* **Description of the task**
Exact repetition is required: output every record in full.
BEGIN Dataset excerpts
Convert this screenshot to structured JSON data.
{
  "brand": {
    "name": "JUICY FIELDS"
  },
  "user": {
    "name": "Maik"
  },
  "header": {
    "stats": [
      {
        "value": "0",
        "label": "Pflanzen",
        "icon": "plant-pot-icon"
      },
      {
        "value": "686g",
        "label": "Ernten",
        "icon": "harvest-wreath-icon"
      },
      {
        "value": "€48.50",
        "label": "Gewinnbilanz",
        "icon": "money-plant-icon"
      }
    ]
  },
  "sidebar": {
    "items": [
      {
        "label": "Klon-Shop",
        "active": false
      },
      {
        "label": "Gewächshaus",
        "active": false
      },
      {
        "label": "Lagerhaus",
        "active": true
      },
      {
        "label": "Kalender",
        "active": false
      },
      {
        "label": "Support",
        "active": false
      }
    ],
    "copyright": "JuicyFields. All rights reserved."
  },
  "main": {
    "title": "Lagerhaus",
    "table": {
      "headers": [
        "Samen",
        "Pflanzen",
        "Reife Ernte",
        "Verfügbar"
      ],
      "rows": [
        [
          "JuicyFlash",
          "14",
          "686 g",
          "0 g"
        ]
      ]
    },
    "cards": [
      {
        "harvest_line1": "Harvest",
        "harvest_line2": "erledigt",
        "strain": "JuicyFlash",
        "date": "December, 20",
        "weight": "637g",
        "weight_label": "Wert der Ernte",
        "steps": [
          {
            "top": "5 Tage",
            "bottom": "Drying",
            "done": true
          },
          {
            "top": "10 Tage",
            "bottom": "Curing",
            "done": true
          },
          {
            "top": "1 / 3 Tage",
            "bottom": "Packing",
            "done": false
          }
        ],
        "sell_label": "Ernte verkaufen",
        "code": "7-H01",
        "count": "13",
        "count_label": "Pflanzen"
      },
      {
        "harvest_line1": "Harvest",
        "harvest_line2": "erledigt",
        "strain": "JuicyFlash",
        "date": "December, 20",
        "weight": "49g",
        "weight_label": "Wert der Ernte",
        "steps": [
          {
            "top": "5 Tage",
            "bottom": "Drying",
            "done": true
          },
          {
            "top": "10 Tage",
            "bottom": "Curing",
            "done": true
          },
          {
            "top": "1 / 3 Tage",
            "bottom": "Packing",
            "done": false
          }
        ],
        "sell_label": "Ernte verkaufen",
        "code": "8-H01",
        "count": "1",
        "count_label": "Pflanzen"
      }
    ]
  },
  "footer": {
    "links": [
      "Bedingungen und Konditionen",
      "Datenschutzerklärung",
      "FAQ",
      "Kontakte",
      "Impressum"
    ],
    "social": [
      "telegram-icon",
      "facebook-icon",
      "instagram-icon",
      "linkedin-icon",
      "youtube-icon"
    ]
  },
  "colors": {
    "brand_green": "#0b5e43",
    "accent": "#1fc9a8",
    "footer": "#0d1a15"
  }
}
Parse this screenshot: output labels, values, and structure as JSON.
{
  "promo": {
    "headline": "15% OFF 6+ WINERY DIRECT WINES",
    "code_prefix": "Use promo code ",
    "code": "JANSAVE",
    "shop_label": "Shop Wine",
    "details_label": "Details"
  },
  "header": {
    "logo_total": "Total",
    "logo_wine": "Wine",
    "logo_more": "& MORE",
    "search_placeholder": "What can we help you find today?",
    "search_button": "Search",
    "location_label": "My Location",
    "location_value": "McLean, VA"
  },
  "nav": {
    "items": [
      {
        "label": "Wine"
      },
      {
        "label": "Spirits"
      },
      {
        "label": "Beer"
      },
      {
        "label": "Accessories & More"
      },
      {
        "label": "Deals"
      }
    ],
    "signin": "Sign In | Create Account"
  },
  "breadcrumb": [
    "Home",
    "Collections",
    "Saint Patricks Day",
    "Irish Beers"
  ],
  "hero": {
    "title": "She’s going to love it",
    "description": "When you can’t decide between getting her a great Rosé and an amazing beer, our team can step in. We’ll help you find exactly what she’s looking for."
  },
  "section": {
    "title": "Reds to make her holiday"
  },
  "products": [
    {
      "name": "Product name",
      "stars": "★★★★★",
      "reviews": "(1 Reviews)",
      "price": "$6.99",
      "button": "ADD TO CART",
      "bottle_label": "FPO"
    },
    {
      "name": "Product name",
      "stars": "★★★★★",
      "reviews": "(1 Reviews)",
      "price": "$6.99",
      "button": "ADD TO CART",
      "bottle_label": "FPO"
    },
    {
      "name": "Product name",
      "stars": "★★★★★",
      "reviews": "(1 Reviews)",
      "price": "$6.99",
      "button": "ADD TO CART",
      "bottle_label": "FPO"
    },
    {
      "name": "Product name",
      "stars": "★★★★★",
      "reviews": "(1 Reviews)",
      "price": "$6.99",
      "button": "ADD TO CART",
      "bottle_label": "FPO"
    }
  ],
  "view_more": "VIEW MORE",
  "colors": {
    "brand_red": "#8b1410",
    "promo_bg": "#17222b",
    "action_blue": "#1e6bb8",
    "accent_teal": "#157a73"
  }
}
END Dataset excerpts
* **Full answer**
Convert this screenshot to structured JSON data.
{
  "brand": {
    "name": "JUICY FIELDS"
  },
  "user": {
    "name": "Maik"
  },
  "header": {
    "stats": [
      {
        "value": "0",
        "label": "Pflanzen",
        "icon": "plant-pot-icon"
      },
      {
        "value": "686g",
        "label": "Ernten",
        "icon": "harvest-wreath-icon"
      },
      {
        "value": "€48.50",
        "label": "Gewinnbilanz",
        "icon": "money-plant-icon"
      }
    ]
  },
  "sidebar": {
    "items": [
      {
        "label": "Klon-Shop",
        "active": false
      },
      {
        "label": "Gewächshaus",
        "active": false
      },
      {
        "label": "Lagerhaus",
        "active": true
      },
      {
        "label": "Kalender",
        "active": false
      },
      {
        "label": "Support",
        "active": false
      }
    ],
    "copyright": "JuicyFields. All rights reserved."
  },
  "main": {
    "title": "Lagerhaus",
    "table": {
      "headers": [
        "Samen",
        "Pflanzen",
        "Reife Ernte",
        "Verfügbar"
      ],
      "rows": [
        [
          "JuicyFlash",
          "14",
          "686 g",
          "0 g"
        ]
      ]
    },
    "cards": [
      {
        "harvest_line1": "Harvest",
        "harvest_line2": "erledigt",
        "strain": "JuicyFlash",
        "date": "December, 20",
        "weight": "637g",
        "weight_label": "Wert der Ernte",
        "steps": [
          {
            "top": "5 Tage",
            "bottom": "Drying",
            "done": true
          },
          {
            "top": "10 Tage",
            "bottom": "Curing",
            "done": true
          },
          {
            "top": "1 / 3 Tage",
            "bottom": "Packing",
            "done": false
          }
        ],
        "sell_label": "Ernte verkaufen",
        "code": "7-H01",
        "count": "13",
        "count_label": "Pflanzen"
      },
      {
        "harvest_line1": "Harvest",
        "harvest_line2": "erledigt",
        "strain": "JuicyFlash",
        "date": "December, 20",
        "weight": "49g",
        "weight_label": "Wert der Ernte",
        "steps": [
          {
            "top": "5 Tage",
            "bottom": "Drying",
            "done": true
          },
          {
            "top": "10 Tage",
            "bottom": "Curing",
            "done": true
          },
          {
            "top": "1 / 3 Tage",
            "bottom": "Packing",
            "done": false
          }
        ],
        "sell_label": "Ernte verkaufen",
        "code": "8-H01",
        "count": "1",
        "count_label": "Pflanzen"
      }
    ]
  },
  "footer": {
    "links": [
      "Bedingungen und Konditionen",
      "Datenschutzerklärung",
      "FAQ",
      "Kontakte",
      "Impressum"
    ],
    "social": [
      "telegram-icon",
      "facebook-icon",
      "instagram-icon",
      "linkedin-icon",
      "youtube-icon"
    ]
  },
  "colors": {
    "brand_green": "#0b5e43",
    "accent": "#1fc9a8",
    "footer": "#0d1a15"
  }
}
Parse this screenshot: output labels, values, and structure as JSON.
{
  "promo": {
    "headline": "15% OFF 6+ WINERY DIRECT WINES",
    "code_prefix": "Use promo code ",
    "code": "JANSAVE",
    "shop_label": "Shop Wine",
    "details_label": "Details"
  },
  "header": {
    "logo_total": "Total",
    "logo_wine": "Wine",
    "logo_more": "& MORE",
    "search_placeholder": "What can we help you find today?",
    "search_button": "Search",
    "location_label": "My Location",
    "location_value": "McLean, VA"
  },
  "nav": {
    "items": [
      {
        "label": "Wine"
      },
      {
        "label": "Spirits"
      },
      {
        "label": "Beer"
      },
      {
        "label": "Accessories & More"
      },
      {
        "label": "Deals"
      }
    ],
    "signin": "Sign In | Create Account"
  },
  "breadcrumb": [
    "Home",
    "Collections",
    "Saint Patricks Day",
    "Irish Beers"
  ],
  "hero": {
    "title": "She’s going to love it",
    "description": "When you can’t decide between getting her a great Rosé and an amazing beer, our team can step in. We’ll help you find exactly what she’s looking for."
  },
  "section": {
    "title": "Reds to make her holiday"
  },
  "products": [
    {
      "name": "Product name",
      "stars": "★★★★★",
      "reviews": "(1 Reviews)",
      "price": "$6.99",
      "button": "ADD TO CART",
      "bottle_label": "FPO"
    },
    {
      "name": "Product name",
      "stars": "★★★★★",
      "reviews": "(1 Reviews)",
      "price": "$6.99",
      "button": "ADD TO CART",
      "bottle_label": "FPO"
    },
    {
      "name": "Product name",
      "stars": "★★★★★",
      "reviews": "(1 Reviews)",
      "price": "$6.99",
      "button": "ADD TO CART",
      "bottle_label": "FPO"
    },
    {
      "name": "Product name",
      "stars": "★★★★★",
      "reviews": "(1 Reviews)",
      "price": "$6.99",
      "button": "ADD TO CART",
      "bottle_label": "FPO"
    }
  ],
  "view_more": "VIEW MORE",
  "colors": {
    "brand_red": "#8b1410",
    "promo_bg": "#17222b",
    "action_blue": "#1e6bb8",
    "accent_teal": "#157a73"
  }
}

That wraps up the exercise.